_PROBLEM REQUIREMENTS_.
Copy out all of the material exactly.

_GIVEN ENTRIES_.
────

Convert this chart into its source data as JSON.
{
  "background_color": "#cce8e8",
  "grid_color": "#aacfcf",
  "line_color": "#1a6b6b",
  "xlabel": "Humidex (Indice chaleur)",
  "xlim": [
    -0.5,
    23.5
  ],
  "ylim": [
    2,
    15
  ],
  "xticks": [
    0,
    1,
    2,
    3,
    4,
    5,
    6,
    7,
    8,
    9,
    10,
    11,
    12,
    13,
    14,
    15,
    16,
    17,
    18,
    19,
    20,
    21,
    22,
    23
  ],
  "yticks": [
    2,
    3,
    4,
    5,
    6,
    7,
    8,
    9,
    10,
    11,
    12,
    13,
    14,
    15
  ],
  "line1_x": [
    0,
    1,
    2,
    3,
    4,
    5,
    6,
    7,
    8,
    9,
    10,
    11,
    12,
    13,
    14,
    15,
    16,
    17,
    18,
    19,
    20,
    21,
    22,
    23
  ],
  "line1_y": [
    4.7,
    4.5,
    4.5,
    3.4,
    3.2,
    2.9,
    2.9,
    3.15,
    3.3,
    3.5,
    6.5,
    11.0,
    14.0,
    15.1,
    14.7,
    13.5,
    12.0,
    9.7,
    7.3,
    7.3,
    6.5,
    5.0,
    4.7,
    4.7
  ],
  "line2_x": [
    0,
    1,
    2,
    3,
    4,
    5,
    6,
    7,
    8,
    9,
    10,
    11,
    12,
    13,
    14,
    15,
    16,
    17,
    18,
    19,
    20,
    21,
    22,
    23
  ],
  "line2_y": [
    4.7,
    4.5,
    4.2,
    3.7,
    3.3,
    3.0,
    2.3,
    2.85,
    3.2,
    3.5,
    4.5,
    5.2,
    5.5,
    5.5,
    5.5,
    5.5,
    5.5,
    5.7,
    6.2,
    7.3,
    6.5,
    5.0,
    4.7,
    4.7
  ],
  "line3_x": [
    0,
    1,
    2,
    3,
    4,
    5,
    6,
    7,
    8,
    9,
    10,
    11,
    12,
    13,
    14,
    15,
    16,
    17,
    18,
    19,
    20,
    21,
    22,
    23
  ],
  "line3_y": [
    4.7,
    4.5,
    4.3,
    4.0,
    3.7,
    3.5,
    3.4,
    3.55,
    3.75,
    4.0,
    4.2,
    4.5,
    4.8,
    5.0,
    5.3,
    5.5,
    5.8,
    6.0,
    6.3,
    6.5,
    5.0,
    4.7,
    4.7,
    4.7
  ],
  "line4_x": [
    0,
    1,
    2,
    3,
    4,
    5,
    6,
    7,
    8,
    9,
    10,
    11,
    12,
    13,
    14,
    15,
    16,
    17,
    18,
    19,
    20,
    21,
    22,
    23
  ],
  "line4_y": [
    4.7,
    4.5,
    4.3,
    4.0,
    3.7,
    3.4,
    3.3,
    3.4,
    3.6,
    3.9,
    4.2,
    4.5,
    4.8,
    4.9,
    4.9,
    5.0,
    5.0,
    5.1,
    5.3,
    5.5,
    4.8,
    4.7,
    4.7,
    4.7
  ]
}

────

_OUTPUT OF THE TASK_.
Convert this chart into its source data as JSON.
{
  "background_color": "#cce8e8",
  "grid_color": "#aacfcf",
  "line_color": "#1a6b6b",
  "xlabel": "Humidex (Indice chaleur)",
  "xlim": [
    -0.5,
    23.5
  ],
  "ylim": [
    2,
    15
  ],
  "xticks": [
    0,
    1,
    2,
    3,
    4,
    5,
    6,
    7,
    8,
    9,
    10,
    11,
    12,
    13,
    14,
    15,
    16,
    17,
    18,
    19,
    20,
    21,
    22,
    23
  ],
  "yticks": [
    2,
    3,
    4,
    5,
    6,
    7,
    8,
    9,
    10,
    11,
    12,
    13,
    14,
    15
  ],
  "line1_x": [
    0,
    1,
    2,
    3,
    4,
    5,
    6,
    7,
    8,
    9,
    10,
    11,
    12,
    13,
    14,
    15,
    16,
    17,
    18,
    19,
    20,
    21,
    22,
    23
  ],
  "line1_y": [
    4.7,
    4.5,
    4.5,
    3.4,
    3.2,
    2.9,
    2.9,
    3.15,
    3.3,
    3.5,
    6.5,
    11.0,
    14.0,
    15.1,
    14.7,
    13.5,
    12.0,
    9.7,
    7.3,
    7.3,
    6.5,
    5.0,
    4.7,
    4.7
  ],
  "line2_x": [
    0,
    1,
    2,
    3,
    4,
    5,
    6,
    7,
    8,
    9,
    10,
    11,
    12,
    13,
    14,
    15,
    16,
    17,
    18,
    19,
    20,
    21,
    22,
    23
  ],
  "line2_y": [
    4.7,
    4.5,
    4.2,
    3.7,
    3.3,
    3.0,
    2.3,
    2.85,
    3.2,
    3.5,
    4.5,
    5.2,
    5.5,
    5.5,
    5.5,
    5.5,
    5.5,
    5.7,
    6.2,
    7.3,
    6.5,
    5.0,
    4.7,
    4.7
  ],
  "line3_x": [
    0,
    1,
    2,
    3,
    4,
    5,
    6,
    7,
    8,
    9,
    10,
    11,
    12,
    13,
    14,
    15,
    16,
    17,
    18,
    19,
    20,
    21,
    22,
    23
  ],
  "line3_y": [
    4.7,
    4.5,
    4.3,
    4.0,
    3.7,
    3.5,
    3.4,
    3.55,
    3.75,
    4.0,
    4.2,
    4.5,
    4.8,
    5.0,
    5.3,
    5.5,
    5.8,
    6.0,
    6.3,
    6.5,
    5.0,
    4.7,
    4.7,
    4.7
  ],
  "line4_x": [
    0,
    1,
    2,
    3,
    4,
    5,
    6,
    7,
    8,
    9,
    10,
    11,
    12,
    13,
    14,
    15,
    16,
    17,
    18,
    19,
    20,
    21,
    22,
    23
  ],
  "line4_y": [
    4.7,
    4.5,
    4.3,
    4.0,
    3.7,
    3.4,
    3.3,
    3.4,
    3.6,
    3.9,
    4.2,
    4.5,
    4.8,
    4.9,
    4.9,
    5.0,
    5.0,
    5.1,
    5.3,
    5.5,
    4.8,
    4.7,
    4.7,
    4.7
  ]
}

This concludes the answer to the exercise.